── Task data ──
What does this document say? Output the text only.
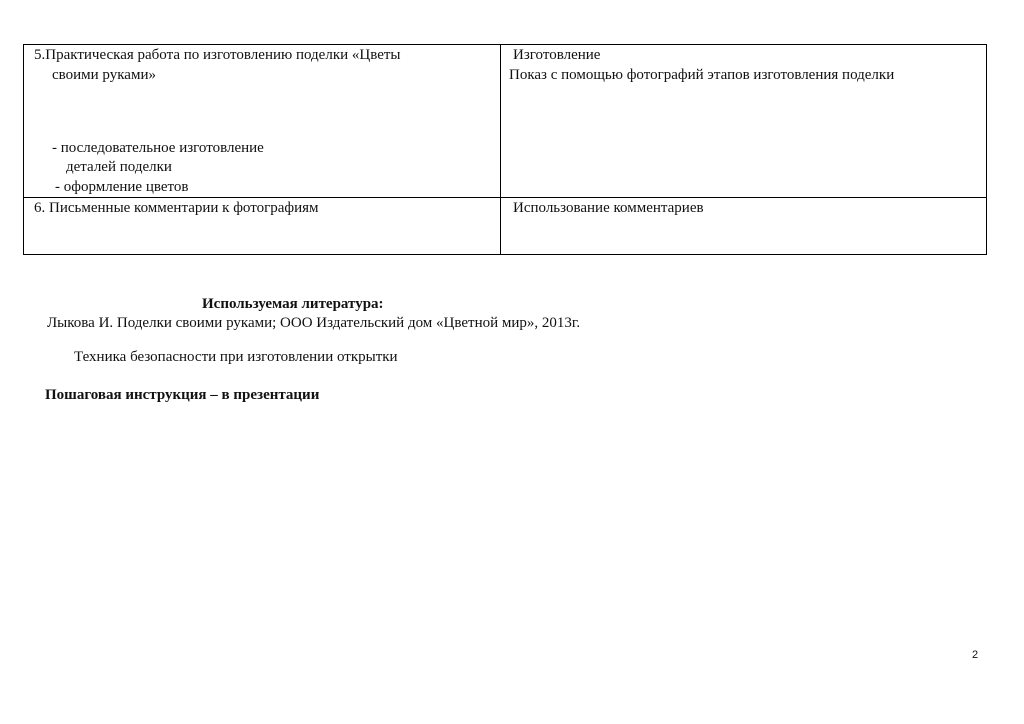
5.Практическая работа по изготовлению поделки «Цветы
своими руками»
- последовательное изготовление
деталей поделки
- оформление цветов
Изготовление
Показ с помощью фотографий этапов изготовления поделки
6. Письменные комментарии к фотографиям	Использование комментариев
Используемая литература:
Лыкова И. Поделки своими руками; ООО Издательский дом «Цветной мир», 2013г.
Техника безопасности при изготовлении открытки
Пошаговая инструкция – в презентации
2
───
## Short task
Exclude every picture and copy the remaining data exactly.

## Output for this exercise
What does this document say? Output the text only.
5.Практическая работа по изготовлению поделки «Цветы
своими руками»
- последовательное изготовление
деталей поделки
- оформление цветов
Изготовление
Показ с помощью фотографий этапов изготовления поделки
6. Письменные комментарии к фотографиям	Использование комментариев
Используемая литература:
Лыкова И. Поделки своими руками; ООО Издательский дом «Цветной мир», 2013г.
Техника безопасности при изготовлении открытки
Пошаговая инструкция – в презентации
2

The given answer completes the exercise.